• Exercise details: Among the lines below, count those containing the word "semirotunda". Give the number only.

BEGIN

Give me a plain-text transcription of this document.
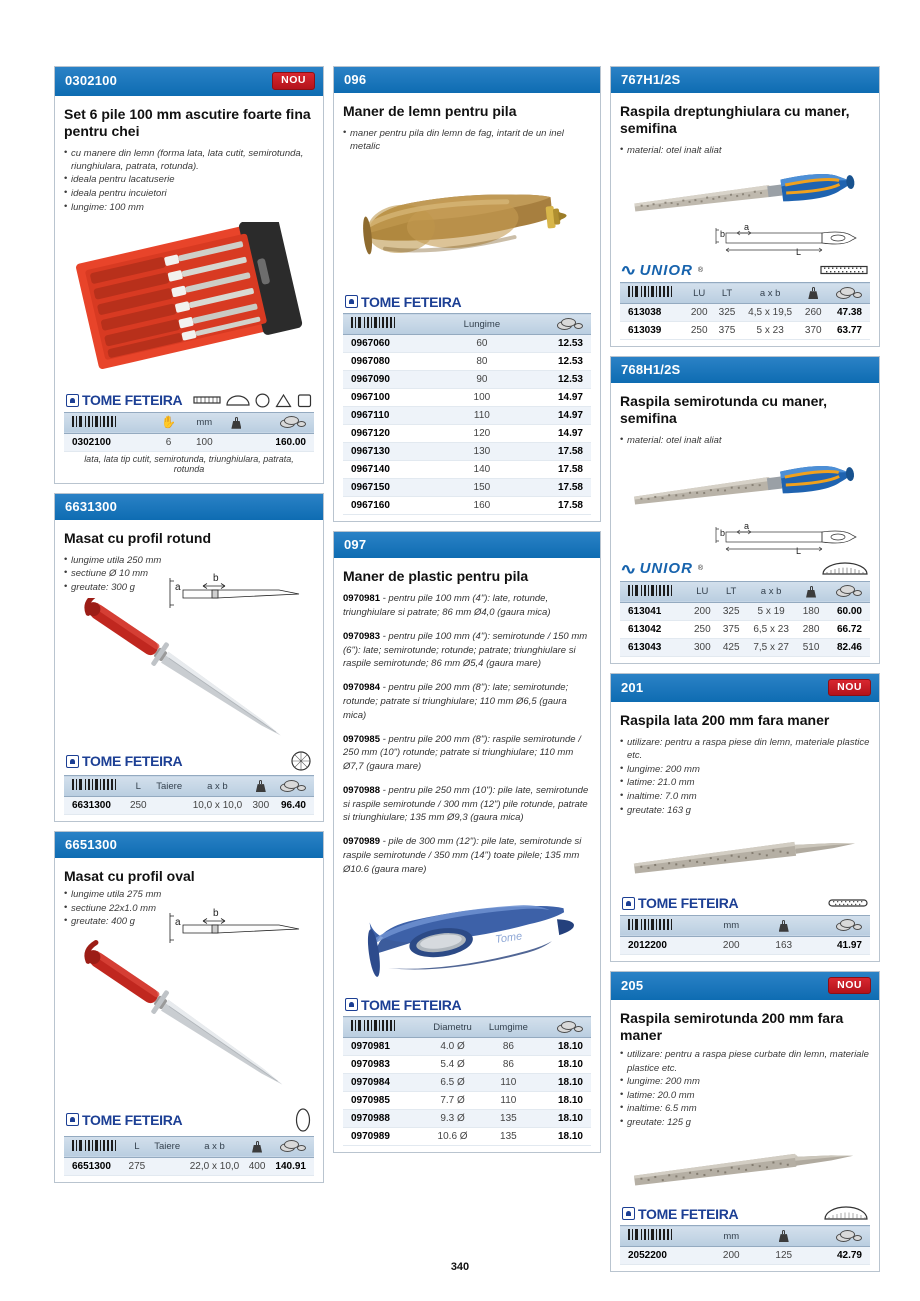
0302100	NOU
Set 6 pile 100 mm ascutire foarte fina pentru chei
• cu manere din lemn (forma lata, lata cutit, semirotunda, riunghiulara, patrata, rotunda).
• ideala pentru lacatuserie
• ideala pentru incuietori
• lungime: 100 mm
TOME FETEIRA
	✋	mm	

0302100	6	100		160.00
lata, lata tip cutit, semirotunda, triunghiulara, patrata, rotunda
6631300
Masat cu profil rotund
• lungime utila 250 mm
• sectiune Ø 10 mm
• greutate: 300 g	a
b
TOME FETEIRA
	L	Taiere	a x b	

6631300	250		10,0 x 10,0	300	96.40
6651300
Masat cu profil oval
• lungime utila 275 mm
• sectiune 22x1.0 mm
• greutate: 400 g	a
b
TOME FETEIRA
	L	Taiere	a x b	

6651300	275		22,0 x 10,0	400	140.91
096
Maner de lemn pentru pila
• maner pentru pila din lemn de fag, intarit de un inel metalic
TOME FETEIRA
	Lungime	

0967060	60	12.53
0967080	80	12.53
0967090	90	12.53
0967100	100	14.97
0967110	110	14.97
0967120	120	14.97
0967130	130	17.58
0967140	140	17.58
0967150	150	17.58
0967160	160	17.58
097
Maner de plastic pentru pila

0970981 - pentru pile 100 mm (4"): late, rotunde, triunghiulare si patrate; 86 mm Ø4,0 (gaura mica)

0970983 - pentru pile 100 mm (4"): semirotunde / 150 mm (6"): late; semirotunde; rotunde; patrate; triunghiulare si raspile semirotunde; 86 mm Ø5,4 (gaura mare)

0970984 - pentru pile 200 mm (8"): late; semirotunde; rotunde; patrate si triunghiulare; 110 mm Ø6,5 (gaura mica)

0970985 - pentru pile 200 mm (8"): raspile semirotunde / 250 mm (10") rotunde; patrate si triunghiulare; 110 mm Ø7,7 (gaura mare)

0970988 - pentru pile 250 mm (10"): pile late, semirotunde si raspile semirotunde / 300 mm (12") pile rotunde, patrate si triunghiulare; 135 mm Ø9,3 (gaura mica)

0970989 - pile de 300 mm (12"): pile late, semirotunde si raspile semirotunde / 350 mm (14") toate pilele; 135 mm Ø10.6 (gaura mare)

Tome
TOME FETEIRA
	Diametru	Lumgime	

0970981	4.0 Ø	86	18.10
0970983	5.4 Ø	86	18.10
0970984	6.5 Ø	110	18.10
0970985	7.7 Ø	110	18.10
0970988	9.3 Ø	135	18.10
0970989	10.6 Ø	135	18.10
767H1/2S
Raspila dreptunghiulara cu maner, semifina
• material: otel inalt aliat
b
a
L
∿ UNIOR ®
	LU	LT	a x b	

613038	200	325	4,5 x 19,5	260	47.38
613039	250	375	5 x 23	370	63.77
768H1/2S
Raspila semirotunda cu maner, semifina
• material: otel inalt aliat
b
a
L
∿ UNIOR ®
	LU	LT	a x b	

613041	200	325	5 x 19	180	60.00
613042	250	375	6,5 x 23	280	66.72
613043	300	425	7,5 x 27	510	82.46
201	NOU
Raspila lata 200 mm fara maner
• utilizare: pentru a raspa piese din lemn, materiale plastice etc.
• lungime: 200 mm
• latime: 21.0 mm
• inaltime: 7.0 mm
• greutate: 163 g
TOME FETEIRA
	mm	

2012200	200	163	41.97
205	NOU
Raspila semirotunda 200 mm fara maner
• utilizare: pentru a raspa piese curbate din lemn, materiale plastice etc.
• lungime: 200 mm
• latime: 20.0 mm
• inaltime: 6.5 mm
• greutate: 125 g
TOME FETEIRA
	mm	

2052200	200	125	42.79
340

END

• Result: 4